* **TASK TO CARRY OUT**: A line counts if it contains the string "Speed"; say how many such lines there are, giving only the number.

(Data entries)
####
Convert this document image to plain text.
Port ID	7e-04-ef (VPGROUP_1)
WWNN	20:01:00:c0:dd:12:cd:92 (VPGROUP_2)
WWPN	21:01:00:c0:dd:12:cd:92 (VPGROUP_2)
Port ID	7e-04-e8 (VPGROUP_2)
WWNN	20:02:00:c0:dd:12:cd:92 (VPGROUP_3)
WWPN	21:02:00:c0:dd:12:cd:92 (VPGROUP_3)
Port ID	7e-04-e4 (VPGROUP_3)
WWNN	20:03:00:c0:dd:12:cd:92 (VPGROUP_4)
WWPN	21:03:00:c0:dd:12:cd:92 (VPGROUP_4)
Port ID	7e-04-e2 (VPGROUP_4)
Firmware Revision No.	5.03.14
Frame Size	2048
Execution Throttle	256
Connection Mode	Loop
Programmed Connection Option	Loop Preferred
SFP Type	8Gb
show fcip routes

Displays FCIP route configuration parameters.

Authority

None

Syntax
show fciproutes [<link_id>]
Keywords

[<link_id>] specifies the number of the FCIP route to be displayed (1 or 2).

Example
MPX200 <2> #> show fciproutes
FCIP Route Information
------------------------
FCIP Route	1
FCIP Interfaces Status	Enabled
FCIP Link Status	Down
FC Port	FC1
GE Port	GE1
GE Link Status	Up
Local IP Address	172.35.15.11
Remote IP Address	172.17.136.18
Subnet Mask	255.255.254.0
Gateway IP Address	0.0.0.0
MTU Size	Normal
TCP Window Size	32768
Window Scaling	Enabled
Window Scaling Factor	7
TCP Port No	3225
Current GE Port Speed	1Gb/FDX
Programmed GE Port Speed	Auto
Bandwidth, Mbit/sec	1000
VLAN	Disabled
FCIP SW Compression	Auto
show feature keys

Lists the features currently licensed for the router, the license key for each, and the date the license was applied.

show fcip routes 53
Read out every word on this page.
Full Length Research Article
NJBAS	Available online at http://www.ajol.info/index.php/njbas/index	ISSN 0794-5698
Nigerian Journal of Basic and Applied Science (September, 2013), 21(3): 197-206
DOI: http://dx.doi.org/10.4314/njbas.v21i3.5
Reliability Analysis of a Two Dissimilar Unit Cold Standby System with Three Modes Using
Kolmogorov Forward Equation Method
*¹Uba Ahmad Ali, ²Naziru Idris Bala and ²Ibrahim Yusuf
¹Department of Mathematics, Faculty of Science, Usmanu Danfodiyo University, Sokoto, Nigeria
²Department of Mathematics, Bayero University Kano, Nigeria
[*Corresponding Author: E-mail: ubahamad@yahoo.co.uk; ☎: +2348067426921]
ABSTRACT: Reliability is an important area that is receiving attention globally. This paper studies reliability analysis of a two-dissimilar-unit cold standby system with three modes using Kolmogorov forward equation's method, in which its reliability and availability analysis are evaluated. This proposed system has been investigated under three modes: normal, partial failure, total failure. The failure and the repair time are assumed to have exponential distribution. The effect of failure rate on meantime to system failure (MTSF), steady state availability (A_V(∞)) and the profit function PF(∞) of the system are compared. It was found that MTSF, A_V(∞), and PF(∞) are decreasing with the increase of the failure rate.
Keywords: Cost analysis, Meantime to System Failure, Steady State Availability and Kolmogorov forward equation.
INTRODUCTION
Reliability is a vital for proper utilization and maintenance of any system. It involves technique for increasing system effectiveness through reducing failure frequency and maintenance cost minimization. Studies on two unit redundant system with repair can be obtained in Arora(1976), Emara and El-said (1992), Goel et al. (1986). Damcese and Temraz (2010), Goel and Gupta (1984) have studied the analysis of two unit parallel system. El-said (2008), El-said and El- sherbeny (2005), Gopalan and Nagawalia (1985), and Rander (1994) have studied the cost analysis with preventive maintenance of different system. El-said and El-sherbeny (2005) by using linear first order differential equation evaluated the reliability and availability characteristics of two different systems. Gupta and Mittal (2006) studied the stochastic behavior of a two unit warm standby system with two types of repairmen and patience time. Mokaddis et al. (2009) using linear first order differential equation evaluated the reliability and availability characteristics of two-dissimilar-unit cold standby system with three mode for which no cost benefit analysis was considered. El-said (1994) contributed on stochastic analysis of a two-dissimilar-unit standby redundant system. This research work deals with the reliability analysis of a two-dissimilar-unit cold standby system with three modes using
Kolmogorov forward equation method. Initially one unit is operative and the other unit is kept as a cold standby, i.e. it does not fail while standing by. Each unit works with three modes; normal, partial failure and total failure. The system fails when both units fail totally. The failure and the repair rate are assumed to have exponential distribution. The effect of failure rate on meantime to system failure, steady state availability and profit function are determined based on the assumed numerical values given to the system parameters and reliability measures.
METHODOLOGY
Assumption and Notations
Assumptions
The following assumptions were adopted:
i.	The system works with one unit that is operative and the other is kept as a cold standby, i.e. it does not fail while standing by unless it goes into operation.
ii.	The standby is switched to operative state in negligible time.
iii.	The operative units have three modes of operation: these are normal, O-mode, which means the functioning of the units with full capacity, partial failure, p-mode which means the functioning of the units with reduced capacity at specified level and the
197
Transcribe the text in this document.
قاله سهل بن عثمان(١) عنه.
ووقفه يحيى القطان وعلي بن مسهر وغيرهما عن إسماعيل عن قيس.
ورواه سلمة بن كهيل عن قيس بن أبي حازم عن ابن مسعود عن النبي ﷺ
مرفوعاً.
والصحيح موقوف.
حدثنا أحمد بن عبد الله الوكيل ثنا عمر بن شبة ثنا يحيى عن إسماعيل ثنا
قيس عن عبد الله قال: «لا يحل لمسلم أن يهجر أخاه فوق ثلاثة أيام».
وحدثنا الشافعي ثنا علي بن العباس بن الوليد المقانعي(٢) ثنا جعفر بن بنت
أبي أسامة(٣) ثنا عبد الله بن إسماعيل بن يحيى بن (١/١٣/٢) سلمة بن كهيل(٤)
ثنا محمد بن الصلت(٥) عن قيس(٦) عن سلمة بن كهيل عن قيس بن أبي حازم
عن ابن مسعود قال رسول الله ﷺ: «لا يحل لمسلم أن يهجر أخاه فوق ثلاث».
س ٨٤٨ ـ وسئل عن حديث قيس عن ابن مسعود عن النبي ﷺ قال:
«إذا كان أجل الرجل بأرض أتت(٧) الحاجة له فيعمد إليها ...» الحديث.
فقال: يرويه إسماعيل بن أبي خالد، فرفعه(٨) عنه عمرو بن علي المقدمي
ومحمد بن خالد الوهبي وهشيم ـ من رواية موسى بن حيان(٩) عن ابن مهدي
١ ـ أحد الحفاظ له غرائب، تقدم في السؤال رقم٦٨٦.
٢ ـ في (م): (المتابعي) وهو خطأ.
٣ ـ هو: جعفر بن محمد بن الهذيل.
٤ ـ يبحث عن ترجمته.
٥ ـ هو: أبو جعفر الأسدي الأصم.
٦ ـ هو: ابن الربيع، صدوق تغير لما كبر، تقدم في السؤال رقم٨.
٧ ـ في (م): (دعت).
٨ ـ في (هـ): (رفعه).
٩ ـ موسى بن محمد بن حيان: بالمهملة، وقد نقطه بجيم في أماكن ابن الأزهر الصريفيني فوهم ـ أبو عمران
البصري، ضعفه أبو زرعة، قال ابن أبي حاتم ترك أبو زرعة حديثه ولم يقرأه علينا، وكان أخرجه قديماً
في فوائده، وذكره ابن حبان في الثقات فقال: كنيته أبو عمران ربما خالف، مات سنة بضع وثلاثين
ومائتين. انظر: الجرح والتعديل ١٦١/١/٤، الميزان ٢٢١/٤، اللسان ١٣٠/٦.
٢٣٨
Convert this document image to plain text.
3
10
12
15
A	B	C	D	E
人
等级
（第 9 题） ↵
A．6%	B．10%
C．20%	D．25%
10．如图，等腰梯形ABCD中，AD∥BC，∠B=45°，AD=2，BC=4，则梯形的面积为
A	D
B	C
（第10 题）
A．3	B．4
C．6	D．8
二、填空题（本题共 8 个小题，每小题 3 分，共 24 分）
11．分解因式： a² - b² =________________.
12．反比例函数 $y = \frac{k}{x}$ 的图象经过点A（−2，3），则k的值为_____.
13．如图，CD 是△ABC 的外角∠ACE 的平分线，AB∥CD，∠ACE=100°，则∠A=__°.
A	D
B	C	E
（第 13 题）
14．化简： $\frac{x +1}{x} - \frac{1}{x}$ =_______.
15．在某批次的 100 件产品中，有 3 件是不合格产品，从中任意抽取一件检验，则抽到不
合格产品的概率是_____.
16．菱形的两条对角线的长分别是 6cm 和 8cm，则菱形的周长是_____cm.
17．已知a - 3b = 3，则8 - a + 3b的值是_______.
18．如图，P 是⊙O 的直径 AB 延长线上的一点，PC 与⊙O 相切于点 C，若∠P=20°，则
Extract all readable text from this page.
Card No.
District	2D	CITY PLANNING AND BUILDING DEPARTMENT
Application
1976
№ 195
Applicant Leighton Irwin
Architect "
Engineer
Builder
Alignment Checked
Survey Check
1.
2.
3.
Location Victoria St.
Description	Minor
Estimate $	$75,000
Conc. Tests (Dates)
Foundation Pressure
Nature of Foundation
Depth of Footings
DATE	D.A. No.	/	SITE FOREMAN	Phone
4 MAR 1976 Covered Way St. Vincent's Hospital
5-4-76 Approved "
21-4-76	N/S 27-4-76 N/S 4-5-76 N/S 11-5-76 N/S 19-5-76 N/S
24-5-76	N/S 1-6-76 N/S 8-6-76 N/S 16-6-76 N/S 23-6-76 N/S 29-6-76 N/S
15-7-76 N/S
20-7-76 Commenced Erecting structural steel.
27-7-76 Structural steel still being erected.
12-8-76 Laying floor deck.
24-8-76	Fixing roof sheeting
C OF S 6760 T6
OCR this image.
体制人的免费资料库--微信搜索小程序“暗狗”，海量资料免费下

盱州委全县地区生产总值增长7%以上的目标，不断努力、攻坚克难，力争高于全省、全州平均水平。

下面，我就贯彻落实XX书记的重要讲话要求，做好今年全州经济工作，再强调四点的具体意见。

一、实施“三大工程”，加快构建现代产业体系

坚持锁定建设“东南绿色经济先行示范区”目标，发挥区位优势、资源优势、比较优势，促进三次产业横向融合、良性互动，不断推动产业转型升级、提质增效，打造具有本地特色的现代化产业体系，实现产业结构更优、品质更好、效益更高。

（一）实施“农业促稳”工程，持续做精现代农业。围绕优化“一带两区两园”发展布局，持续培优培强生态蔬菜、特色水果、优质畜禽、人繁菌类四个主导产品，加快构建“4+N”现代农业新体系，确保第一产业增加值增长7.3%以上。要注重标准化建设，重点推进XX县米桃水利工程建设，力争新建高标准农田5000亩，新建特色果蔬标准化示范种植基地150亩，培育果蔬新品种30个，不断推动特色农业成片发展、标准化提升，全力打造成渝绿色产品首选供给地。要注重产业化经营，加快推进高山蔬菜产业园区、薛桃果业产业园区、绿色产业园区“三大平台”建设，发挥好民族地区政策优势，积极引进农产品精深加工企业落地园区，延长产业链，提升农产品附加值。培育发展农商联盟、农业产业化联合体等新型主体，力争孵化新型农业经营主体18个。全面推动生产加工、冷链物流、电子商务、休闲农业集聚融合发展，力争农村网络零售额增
####
* **ANSWER TO THIS TASK**: 2